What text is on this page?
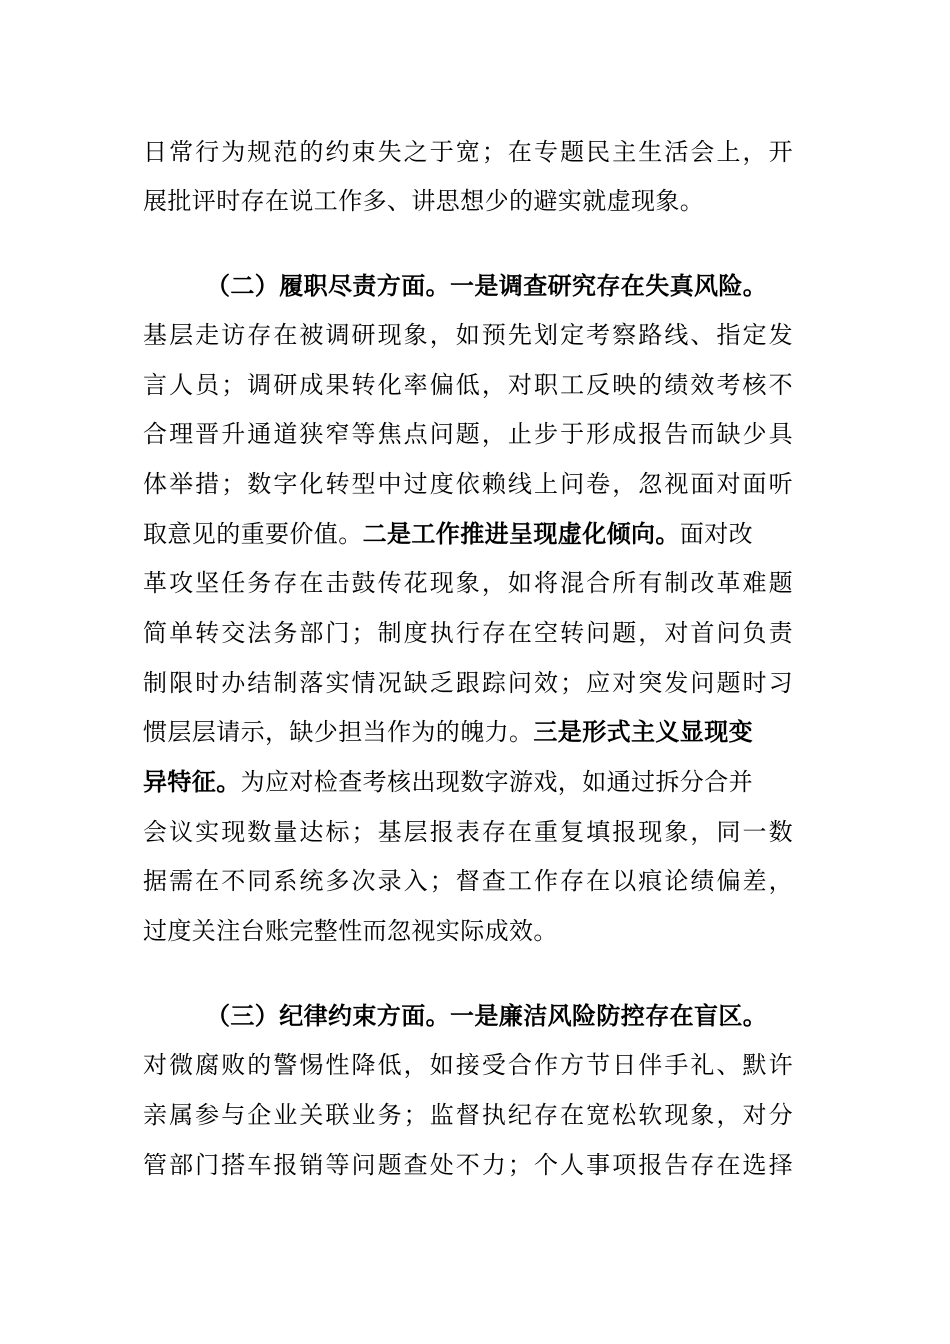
日常行为规范的约束失之于宽；在专题民主生活会上，开
展批评时存在说工作多、讲思想少的避实就虚现象。
（二）履职尽责方面。一是调查研究存在失真风险。
基层走访存在被调研现象，如预先划定考察路线、指定发
言人员；调研成果转化率偏低，对职工反映的绩效考核不
合理晋升通道狭窄等焦点问题，止步于形成报告而缺少具
体举措；数字化转型中过度依赖线上问卷，忽视面对面听
取意见的重要价值。二是工作推进呈现虚化倾向。面对改
革攻坚任务存在击鼓传花现象，如将混合所有制改革难题
简单转交法务部门；制度执行存在空转问题，对首问负责
制限时办结制落实情况缺乏跟踪问效；应对突发问题时习
惯层层请示，缺少担当作为的魄力。三是形式主义显现变
异特征。为应对检查考核出现数字游戏，如通过拆分合并
会议实现数量达标；基层报表存在重复填报现象，同一数
据需在不同系统多次录入；督查工作存在以痕论绩偏差，
过度关注台账完整性而忽视实际成效。
（三）纪律约束方面。一是廉洁风险防控存在盲区。
对微腐败的警惕性降低，如接受合作方节日伴手礼、默许
亲属参与企业关联业务；监督执纪存在宽松软现象，对分
管部门搭车报销等问题查处不力；个人事项报告存在选择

+===+

**Job**
Copy the material above exactly and drop the pictures.

**Expected output**
What text is on this page?
日常行为规范的约束失之于宽；在专题民主生活会上，开
展批评时存在说工作多、讲思想少的避实就虚现象。
（二）履职尽责方面。一是调查研究存在失真风险。
基层走访存在被调研现象，如预先划定考察路线、指定发
言人员；调研成果转化率偏低，对职工反映的绩效考核不
合理晋升通道狭窄等焦点问题，止步于形成报告而缺少具
体举措；数字化转型中过度依赖线上问卷，忽视面对面听
取意见的重要价值。二是工作推进呈现虚化倾向。面对改
革攻坚任务存在击鼓传花现象，如将混合所有制改革难题
简单转交法务部门；制度执行存在空转问题，对首问负责
制限时办结制落实情况缺乏跟踪问效；应对突发问题时习
惯层层请示，缺少担当作为的魄力。三是形式主义显现变
异特征。为应对检查考核出现数字游戏，如通过拆分合并
会议实现数量达标；基层报表存在重复填报现象，同一数
据需在不同系统多次录入；督查工作存在以痕论绩偏差，
过度关注台账完整性而忽视实际成效。
（三）纪律约束方面。一是廉洁风险防控存在盲区。
对微腐败的警惕性降低，如接受合作方节日伴手礼、默许
亲属参与企业关联业务；监督执纪存在宽松软现象，对分
管部门搭车报销等问题查处不力；个人事项报告存在选择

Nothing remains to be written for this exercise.